Dataset records
================================

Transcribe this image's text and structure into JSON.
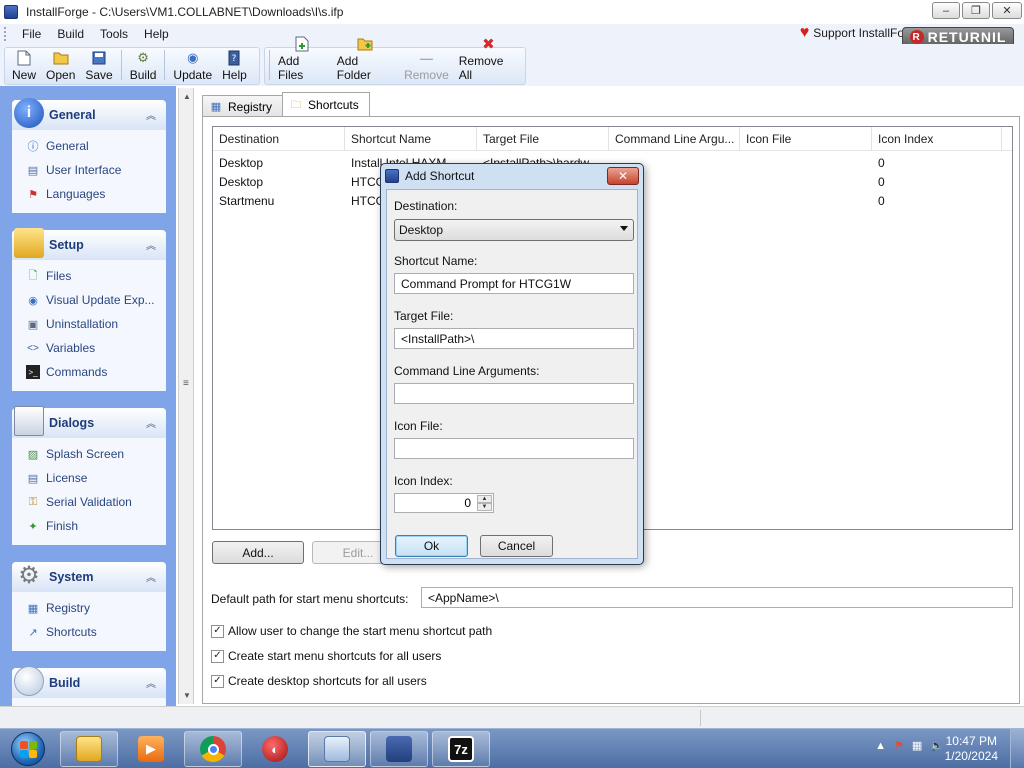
{
  "window": {
    "title": "InstallForge - C:\\Users\\VM1.COLLABNET\\Downloads\\I\\s.ifp",
    "minimize": "–",
    "maximize": "❐",
    "close": "✕"
  },
  "menu": {
    "items": [
      "File",
      "Build",
      "Tools",
      "Help"
    ],
    "support_label": "Support InstallFo",
    "returnil_label": "RETURNIL"
  },
  "toolbar": {
    "new": "New",
    "open": "Open",
    "save": "Save",
    "build": "Build",
    "update": "Update",
    "help": "Help",
    "add_files": "Add Files",
    "add_folder": "Add Folder",
    "remove": "Remove",
    "remove_all": "Remove All"
  },
  "sidebar": {
    "general": {
      "title": "General",
      "items": [
        "General",
        "User Interface",
        "Languages"
      ]
    },
    "setup": {
      "title": "Setup",
      "items": [
        "Files",
        "Visual Update Exp...",
        "Uninstallation",
        "Variables",
        "Commands"
      ]
    },
    "dialogs": {
      "title": "Dialogs",
      "items": [
        "Splash Screen",
        "License",
        "Serial Validation",
        "Finish"
      ]
    },
    "system": {
      "title": "System",
      "items": [
        "Registry",
        "Shortcuts"
      ]
    },
    "build": {
      "title": "Build"
    }
  },
  "tabs": {
    "registry": "Registry",
    "shortcuts": "Shortcuts"
  },
  "shortcuts_list": {
    "columns": [
      "Destination",
      "Shortcut Name",
      "Target File",
      "Command Line Argu...",
      "Icon File",
      "Icon Index"
    ],
    "rows": [
      [
        "Desktop",
        "Install Intel HAXM",
        "<InstallPath>\\hardw",
        "",
        "",
        "0"
      ],
      [
        "Desktop",
        "HTCG",
        "",
        "",
        "",
        "0"
      ],
      [
        "Startmenu",
        "HTCG",
        "",
        "",
        "",
        "0"
      ]
    ]
  },
  "buttons": {
    "add": "Add...",
    "edit": "Edit..."
  },
  "start_menu": {
    "label": "Default path for start menu shortcuts:",
    "value": "<AppName>\\"
  },
  "checks": {
    "allow_change": "Allow user to change the start menu shortcut path",
    "startmenu_all": "Create start menu shortcuts for all users",
    "desktop_all": "Create desktop shortcuts for all users",
    "mark": "✓"
  },
  "dialog": {
    "title": "Add Shortcut",
    "close": "✕",
    "destination_label": "Destination:",
    "destination_value": "Desktop",
    "shortcut_name_label": "Shortcut Name:",
    "shortcut_name_value": "Command Prompt for HTCG1W",
    "target_file_label": "Target File:",
    "target_file_value": "<InstallPath>\\",
    "cmd_args_label": "Command Line Arguments:",
    "cmd_args_value": "",
    "icon_file_label": "Icon File:",
    "icon_file_value": "",
    "icon_index_label": "Icon Index:",
    "icon_index_value": "0",
    "ok": "Ok",
    "cancel": "Cancel"
  },
  "taskbar": {
    "time": "10:47 PM",
    "date": "1/20/2024",
    "seven_zip": "7z"
  }
}
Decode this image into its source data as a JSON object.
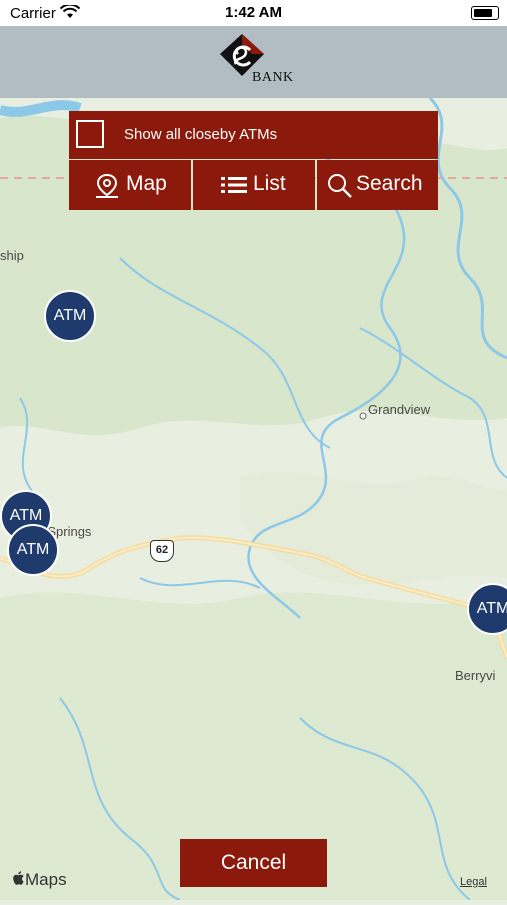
{
  "status_bar": {
    "carrier": "Carrier",
    "time": "1:42 AM"
  },
  "header": {
    "logo_text": "BANK"
  },
  "controls": {
    "checkbox_label": "Show all closeby ATMs",
    "checked": false,
    "tabs": [
      {
        "label": "Map",
        "icon": "map-pin-icon"
      },
      {
        "label": "List",
        "icon": "list-icon"
      },
      {
        "label": "Search",
        "icon": "magnifier-icon"
      }
    ]
  },
  "map": {
    "labels": {
      "township": "ship",
      "grandview": "Grandview",
      "springs": "ka Springs",
      "berryville": "Berryvi",
      "route": "62"
    },
    "pins": [
      {
        "label": "ATM"
      },
      {
        "label": "ATM"
      },
      {
        "label": "ATM"
      },
      {
        "label": "ATM"
      }
    ]
  },
  "footer": {
    "cancel_label": "Cancel",
    "maps_brand": "Maps",
    "legal_label": "Legal"
  },
  "colors": {
    "accent": "#8b1a0c",
    "pin": "#1f3a6d",
    "header": "#b2bcc3"
  }
}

================================

▶ [Work required]
Determine how many lines in the listing above hold the string "this", then write only the number.

▶ [Complete output]
2